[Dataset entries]
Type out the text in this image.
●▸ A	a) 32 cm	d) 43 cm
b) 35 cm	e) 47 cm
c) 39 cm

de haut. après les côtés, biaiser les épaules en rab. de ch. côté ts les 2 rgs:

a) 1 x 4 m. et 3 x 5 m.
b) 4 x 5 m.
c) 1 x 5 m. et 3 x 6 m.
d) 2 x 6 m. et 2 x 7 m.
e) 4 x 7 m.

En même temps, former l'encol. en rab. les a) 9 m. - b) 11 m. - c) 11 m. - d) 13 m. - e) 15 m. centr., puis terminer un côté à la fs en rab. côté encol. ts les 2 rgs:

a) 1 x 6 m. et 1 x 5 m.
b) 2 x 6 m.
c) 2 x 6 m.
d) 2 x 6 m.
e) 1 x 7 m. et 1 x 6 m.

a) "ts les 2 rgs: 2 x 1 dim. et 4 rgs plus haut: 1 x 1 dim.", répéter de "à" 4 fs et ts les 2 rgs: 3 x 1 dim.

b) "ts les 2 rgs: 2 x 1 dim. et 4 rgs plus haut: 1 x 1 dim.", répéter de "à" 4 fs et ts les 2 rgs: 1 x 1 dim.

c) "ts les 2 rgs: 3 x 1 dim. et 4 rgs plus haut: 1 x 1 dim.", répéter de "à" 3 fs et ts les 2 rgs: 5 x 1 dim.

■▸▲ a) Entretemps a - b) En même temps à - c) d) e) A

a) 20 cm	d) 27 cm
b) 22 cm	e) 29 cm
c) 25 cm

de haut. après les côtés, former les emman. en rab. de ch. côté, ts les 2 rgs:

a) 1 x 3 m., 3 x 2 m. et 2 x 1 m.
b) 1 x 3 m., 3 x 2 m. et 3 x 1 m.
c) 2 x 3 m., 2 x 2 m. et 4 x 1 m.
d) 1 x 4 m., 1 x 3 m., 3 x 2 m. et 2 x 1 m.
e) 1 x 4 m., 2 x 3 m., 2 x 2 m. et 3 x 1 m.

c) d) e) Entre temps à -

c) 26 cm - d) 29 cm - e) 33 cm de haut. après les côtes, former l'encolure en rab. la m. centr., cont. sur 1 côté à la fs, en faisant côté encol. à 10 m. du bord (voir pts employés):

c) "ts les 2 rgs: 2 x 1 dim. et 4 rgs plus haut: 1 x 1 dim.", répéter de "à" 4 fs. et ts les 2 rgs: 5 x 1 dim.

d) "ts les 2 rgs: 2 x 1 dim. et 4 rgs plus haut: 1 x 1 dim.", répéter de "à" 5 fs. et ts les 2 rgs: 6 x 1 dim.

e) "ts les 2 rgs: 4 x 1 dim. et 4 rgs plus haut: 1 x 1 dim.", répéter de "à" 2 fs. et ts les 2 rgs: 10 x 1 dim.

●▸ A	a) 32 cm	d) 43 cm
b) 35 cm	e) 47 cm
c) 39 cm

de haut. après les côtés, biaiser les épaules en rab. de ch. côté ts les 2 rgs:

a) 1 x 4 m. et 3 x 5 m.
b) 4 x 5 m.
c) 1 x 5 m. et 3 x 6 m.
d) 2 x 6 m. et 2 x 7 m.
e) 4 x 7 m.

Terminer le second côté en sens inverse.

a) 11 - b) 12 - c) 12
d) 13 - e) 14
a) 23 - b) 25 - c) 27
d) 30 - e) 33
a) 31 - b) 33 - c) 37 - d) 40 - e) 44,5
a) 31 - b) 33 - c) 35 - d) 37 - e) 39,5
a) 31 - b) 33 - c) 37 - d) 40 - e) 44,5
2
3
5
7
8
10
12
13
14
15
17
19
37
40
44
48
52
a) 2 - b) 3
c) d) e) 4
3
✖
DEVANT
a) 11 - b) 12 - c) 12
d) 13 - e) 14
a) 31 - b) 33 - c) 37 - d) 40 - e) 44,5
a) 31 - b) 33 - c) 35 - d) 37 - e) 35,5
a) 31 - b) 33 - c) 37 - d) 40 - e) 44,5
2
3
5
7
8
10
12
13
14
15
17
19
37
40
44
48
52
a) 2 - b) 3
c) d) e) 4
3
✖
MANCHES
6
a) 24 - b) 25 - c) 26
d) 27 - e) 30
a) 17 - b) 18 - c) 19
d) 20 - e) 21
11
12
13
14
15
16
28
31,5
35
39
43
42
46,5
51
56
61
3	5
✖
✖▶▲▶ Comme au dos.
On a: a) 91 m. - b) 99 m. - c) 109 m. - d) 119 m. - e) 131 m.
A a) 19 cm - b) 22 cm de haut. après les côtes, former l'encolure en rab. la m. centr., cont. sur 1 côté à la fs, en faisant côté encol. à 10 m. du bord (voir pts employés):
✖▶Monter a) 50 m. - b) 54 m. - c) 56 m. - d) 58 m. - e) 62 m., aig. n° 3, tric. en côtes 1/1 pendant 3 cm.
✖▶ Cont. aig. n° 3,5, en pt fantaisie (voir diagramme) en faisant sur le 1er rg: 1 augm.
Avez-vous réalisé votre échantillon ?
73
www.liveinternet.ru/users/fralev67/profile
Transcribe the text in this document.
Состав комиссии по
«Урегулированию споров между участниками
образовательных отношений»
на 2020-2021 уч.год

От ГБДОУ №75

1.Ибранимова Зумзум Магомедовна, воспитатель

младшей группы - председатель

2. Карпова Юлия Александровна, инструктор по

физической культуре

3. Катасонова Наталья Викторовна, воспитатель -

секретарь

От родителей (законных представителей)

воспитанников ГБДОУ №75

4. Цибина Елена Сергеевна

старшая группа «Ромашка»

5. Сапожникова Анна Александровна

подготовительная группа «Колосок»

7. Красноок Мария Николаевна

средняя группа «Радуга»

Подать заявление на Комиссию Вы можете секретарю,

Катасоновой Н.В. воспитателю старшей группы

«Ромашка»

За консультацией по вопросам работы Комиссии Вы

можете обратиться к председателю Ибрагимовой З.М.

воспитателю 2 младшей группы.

# Your task
Pull out every line above that holds the word "группы".

# Task response
младшей группы - председатель
Катасоновой Н.В. воспитателю старшей группы
воспитателю 2 младшей группы.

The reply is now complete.